▶ Goal
Drop the pictures; give again exactly the lines from the one holding "What's the underlying" through the end of the data.

▶ Data supplied
———

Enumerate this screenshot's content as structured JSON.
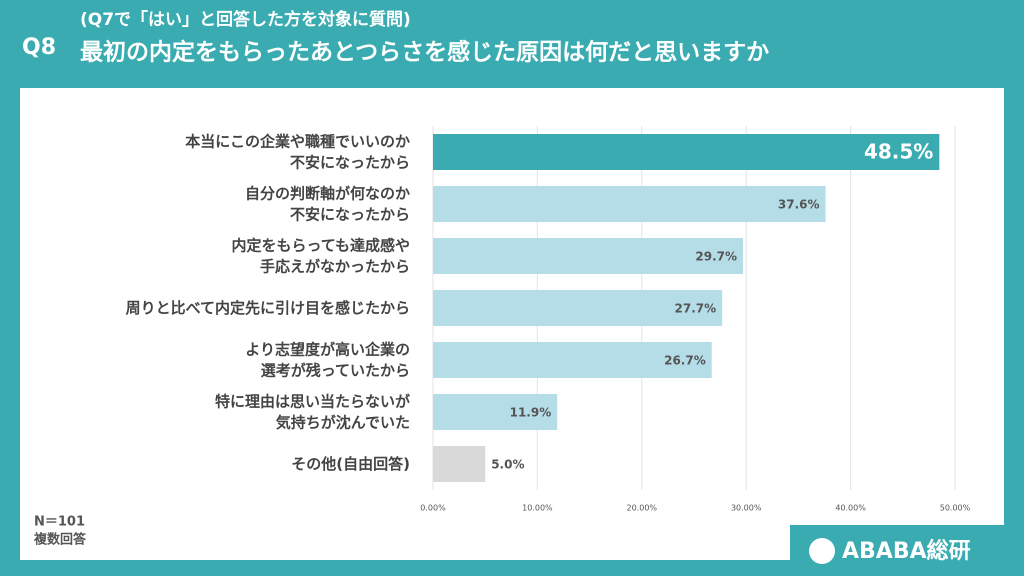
{
  "header": {
    "question": "Q8",
    "subtitle": "(Q7で「はい」と回答した方を対象に質問)",
    "title": "最初の内定をもらったあとつらさを感じた原因は何だと思いますか"
  },
  "chart_data": {
    "type": "bar",
    "orientation": "horizontal",
    "categories": [
      [
        "本当にこの企業や職種でいいのか",
        "不安になったから"
      ],
      [
        "自分の判断軸が何なのか",
        "不安になったから"
      ],
      [
        "内定をもらっても達成感や",
        "手応えがなかったから"
      ],
      [
        "周りと比べて内定先に引け目を感じたから"
      ],
      [
        "より志望度が高い企業の",
        "選考が残っていたから"
      ],
      [
        "特に理由は思い当たらないが",
        "気持ちが沈んでいた"
      ],
      [
        "その他(自由回答)"
      ]
    ],
    "values": [
      48.5,
      37.6,
      29.7,
      27.7,
      26.7,
      11.9,
      5.0
    ],
    "value_labels": [
      "48.5%",
      "37.6%",
      "29.7%",
      "27.7%",
      "26.7%",
      "11.9%",
      "5.0%"
    ],
    "colors": [
      "#3aacb1",
      "#b5dde7",
      "#b5dde7",
      "#b5dde7",
      "#b5dde7",
      "#b5dde7",
      "#d9d9d9"
    ],
    "xlim": [
      0,
      50
    ],
    "xticks": [
      {
        "value": 0,
        "label": "0.00%"
      },
      {
        "value": 10,
        "label": "10.00%"
      },
      {
        "value": 20,
        "label": "20.00%"
      },
      {
        "value": 30,
        "label": "30.00%"
      },
      {
        "value": 40,
        "label": "40.00%"
      },
      {
        "value": 50,
        "label": "50.00%"
      }
    ],
    "grid": true
  },
  "footer": {
    "sample": "N＝101",
    "note": "複数回答",
    "logo": "ABABA総研"
  }
}
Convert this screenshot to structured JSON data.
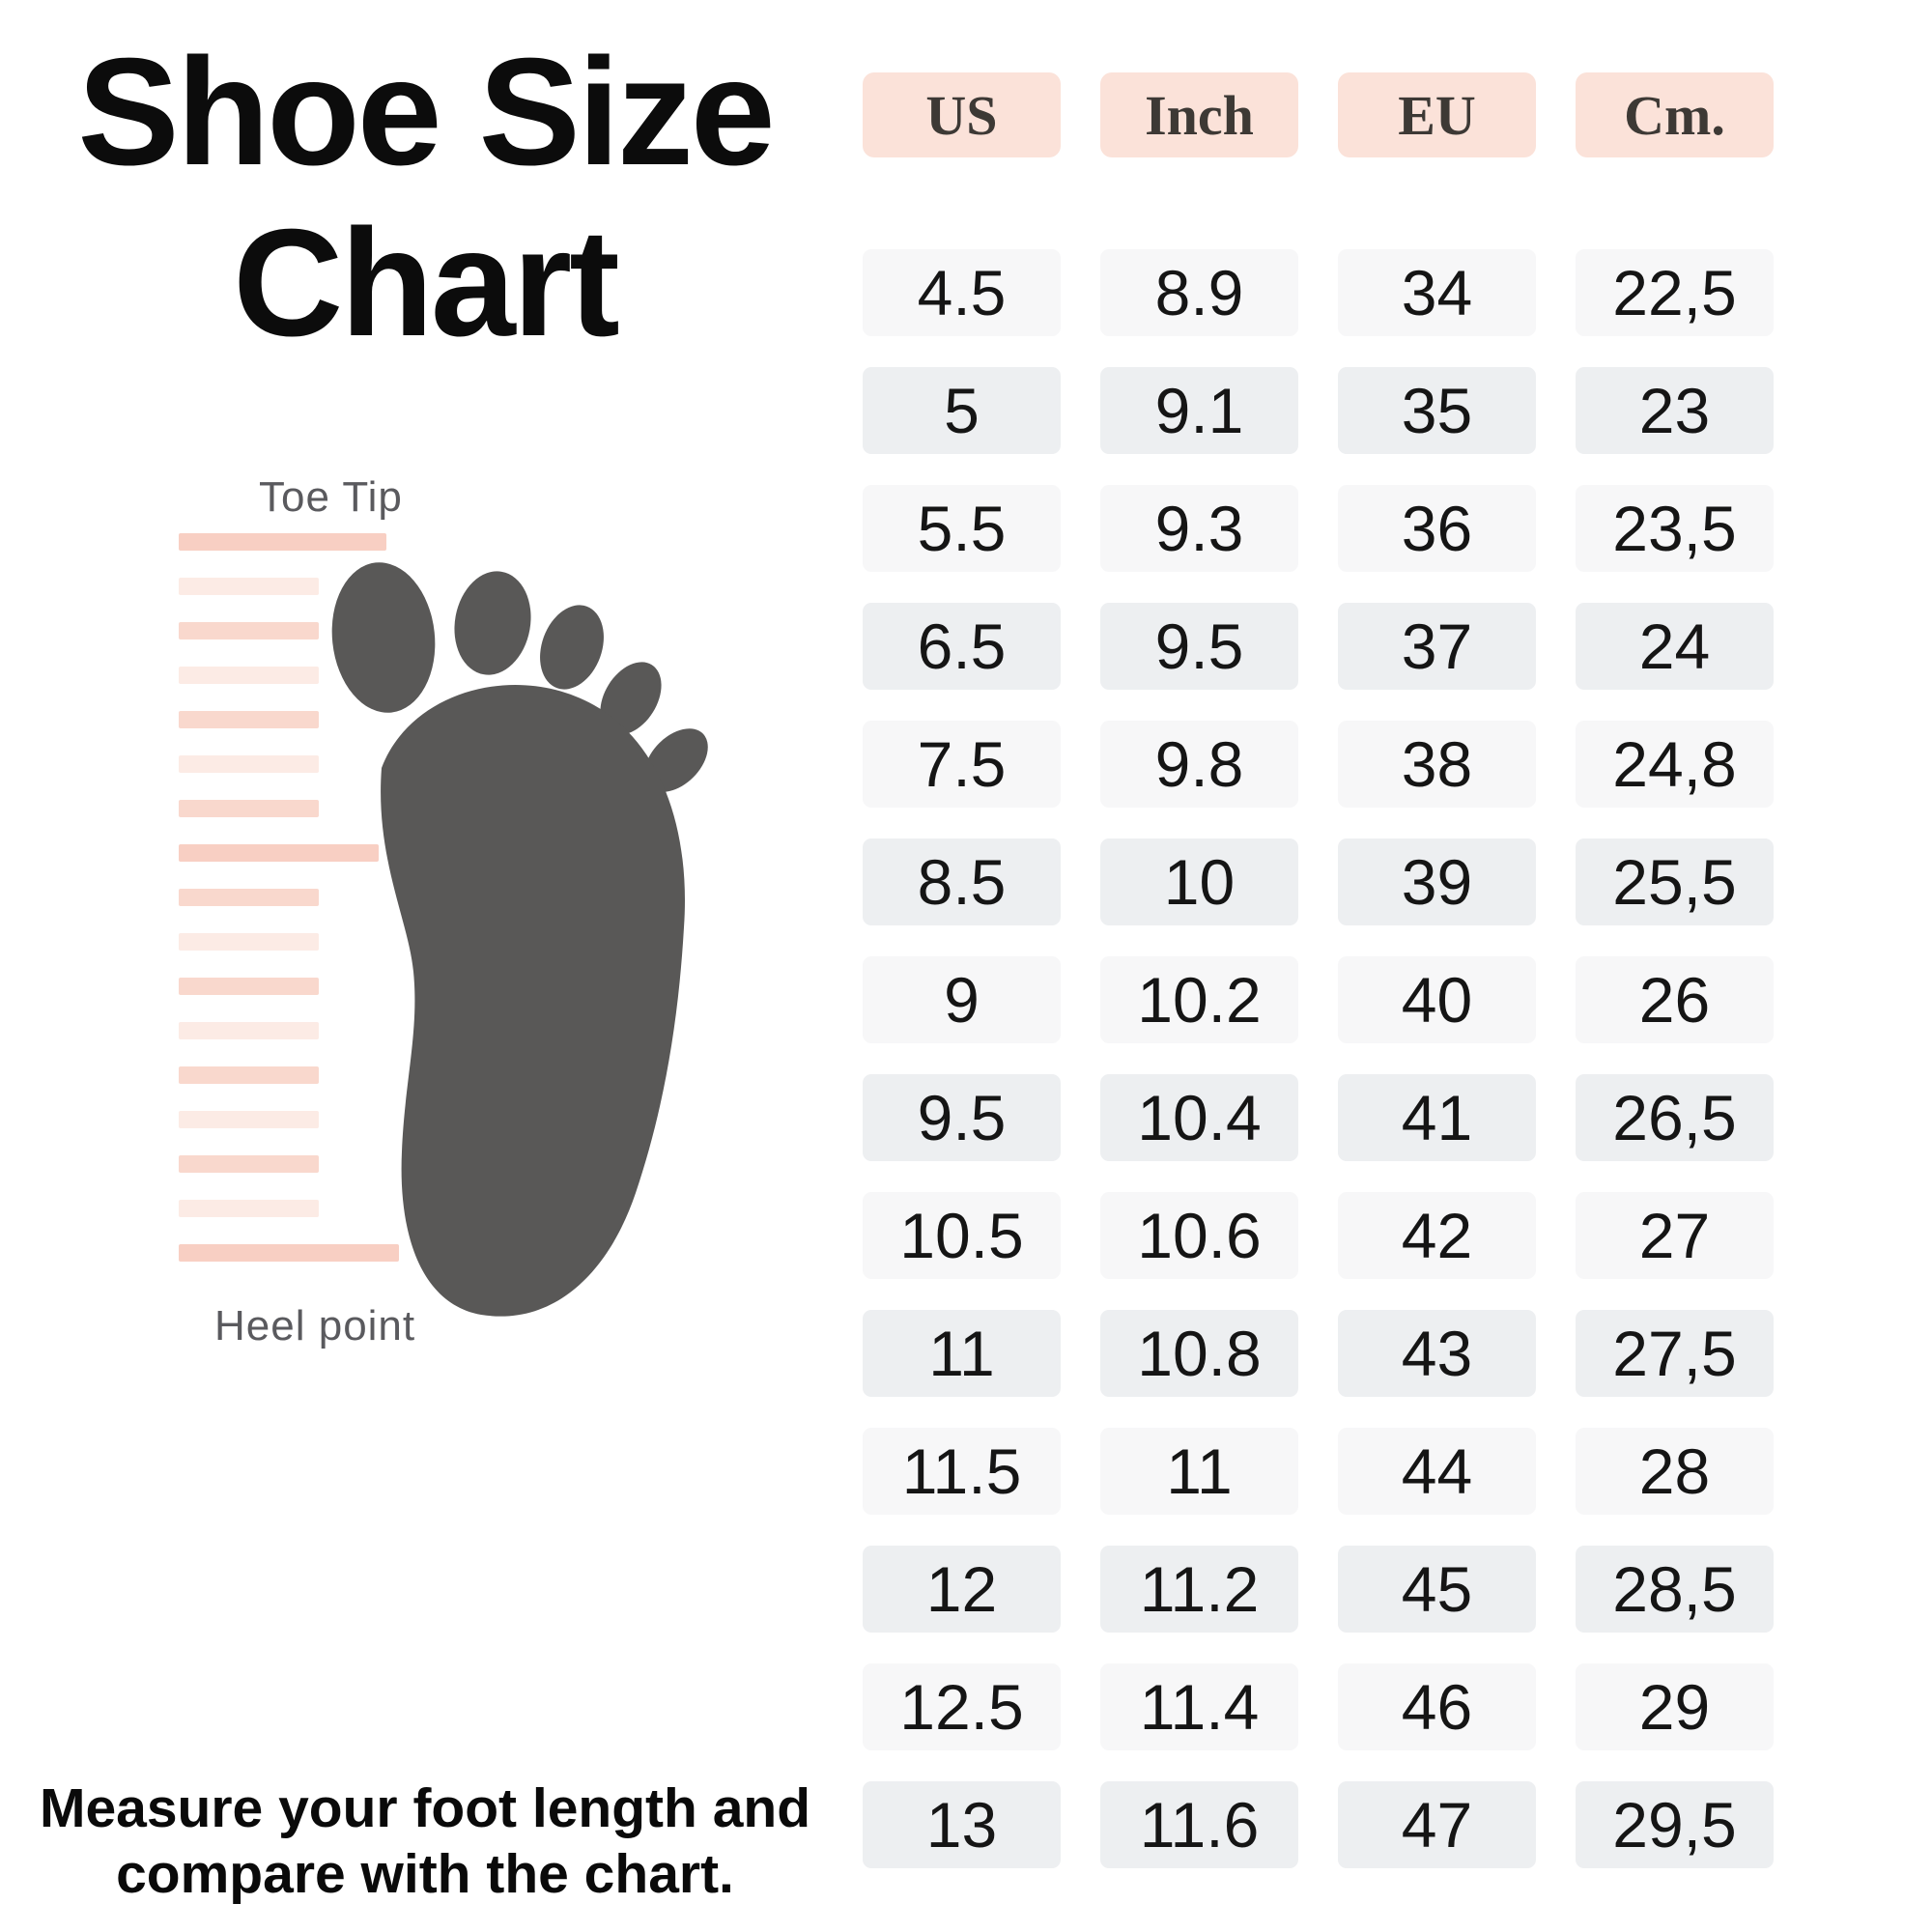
{
  "title": {
    "line1": "Shoe Size",
    "line2": "Chart"
  },
  "diagram": {
    "top_label": "Toe Tip",
    "bottom_label": "Heel point"
  },
  "footer": {
    "line1": "Measure your foot length and",
    "line2": "compare with the chart."
  },
  "chart_data": {
    "type": "table",
    "title": "Shoe Size Chart",
    "columns": [
      "US",
      "Inch",
      "EU",
      "Cm."
    ],
    "rows": [
      [
        "4.5",
        "8.9",
        "34",
        "22,5"
      ],
      [
        "5",
        "9.1",
        "35",
        "23"
      ],
      [
        "5.5",
        "9.3",
        "36",
        "23,5"
      ],
      [
        "6.5",
        "9.5",
        "37",
        "24"
      ],
      [
        "7.5",
        "9.8",
        "38",
        "24,8"
      ],
      [
        "8.5",
        "10",
        "39",
        "25,5"
      ],
      [
        "9",
        "10.2",
        "40",
        "26"
      ],
      [
        "9.5",
        "10.4",
        "41",
        "26,5"
      ],
      [
        "10.5",
        "10.6",
        "42",
        "27"
      ],
      [
        "11",
        "10.8",
        "43",
        "27,5"
      ],
      [
        "11.5",
        "11",
        "44",
        "28"
      ],
      [
        "12",
        "11.2",
        "45",
        "28,5"
      ],
      [
        "12.5",
        "11.4",
        "46",
        "29"
      ],
      [
        "13",
        "11.6",
        "47",
        "29,5"
      ]
    ]
  },
  "colors": {
    "header_bg": "#fbe2d9",
    "header_text": "#3d3935",
    "row_light": "#f7f7f8",
    "row_dark": "#edeff1",
    "ruler_stripe": "#f9d8cd",
    "ruler_stripe_faint": "#fcebe5",
    "ruler_marker": "#f8cfc3",
    "foot": "#595857",
    "label_gray": "#5a5a5e"
  }
}
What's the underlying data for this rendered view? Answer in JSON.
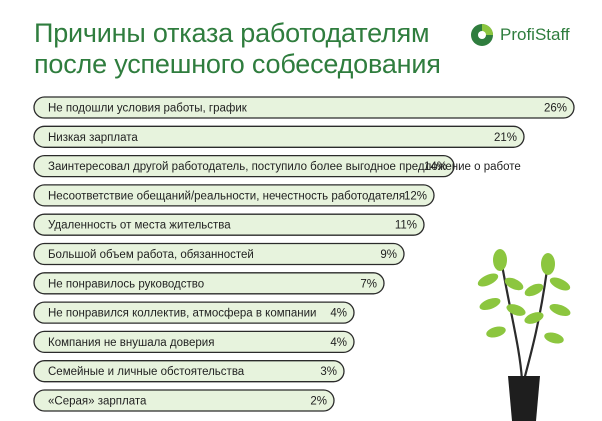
{
  "title": {
    "line1": "Причины отказа работодателям",
    "line2": "после успешного собеседования"
  },
  "logo": {
    "text": "ProfiStaff",
    "icon": "profistaff-logo-icon"
  },
  "colors": {
    "title": "#2f7d3e",
    "bar_fill": "#e7f3dd",
    "bar_stroke": "#2b2b2b",
    "plant_leaf": "#8cc63f",
    "plant_stem": "#2b2b2b",
    "pot": "#1e1e1e"
  },
  "chart_data": {
    "type": "bar",
    "orientation": "horizontal",
    "categories": [
      "Не подошли условия работы, график",
      "Низкая зарплата",
      "Заинтересовал другой работодатель, поступило более выгодное предложение о работе",
      "Несоответствие обещаний/реальности, нечестность работодателя",
      "Удаленность от места жительства",
      "Большой объем работа, обязанностей",
      "Не понравилось руководство",
      "Не понравился коллектив, атмосфера в компании",
      "Компания не внушала доверия",
      "Семейные и личные обстоятельства",
      "«Серая» зарплата"
    ],
    "values": [
      26,
      21,
      14,
      12,
      11,
      9,
      7,
      4,
      4,
      3,
      2
    ],
    "value_labels": [
      "26%",
      "21%",
      "14%",
      "12%",
      "11%",
      "9%",
      "7%",
      "4%",
      "4%",
      "3%",
      "2%"
    ],
    "unit": "%"
  }
}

———

▶ Solution to this exercise
What's the underlying data for this rendered view? Answer in JSON.
{
  "title": {
    "line1": "Причины отказа работодателям",
    "line2": "после успешного собеседования"
  },
  "logo": {
    "text": "ProfiStaff",
    "icon": "profistaff-logo-icon"
  },
  "colors": {
    "title": "#2f7d3e",
    "bar_fill": "#e7f3dd",
    "bar_stroke": "#2b2b2b",
    "plant_leaf": "#8cc63f",
    "plant_stem": "#2b2b2b",
    "pot": "#1e1e1e"
  },
  "chart_data": {
    "type": "bar",
    "orientation": "horizontal",
    "categories": [
      "Не подошли условия работы, график",
      "Низкая зарплата",
      "Заинтересовал другой работодатель, поступило более выгодное предложение о работе",
      "Несоответствие обещаний/реальности, нечестность работодателя",
      "Удаленность от места жительства",
      "Большой объем работа, обязанностей",
      "Не понравилось руководство",
      "Не понравился коллектив, атмосфера в компании",
      "Компания не внушала доверия",
      "Семейные и личные обстоятельства",
      "«Серая» зарплата"
    ],
    "values": [
      26,
      21,
      14,
      12,
      11,
      9,
      7,
      4,
      4,
      3,
      2
    ],
    "value_labels": [
      "26%",
      "21%",
      "14%",
      "12%",
      "11%",
      "9%",
      "7%",
      "4%",
      "4%",
      "3%",
      "2%"
    ],
    "unit": "%"
  }
}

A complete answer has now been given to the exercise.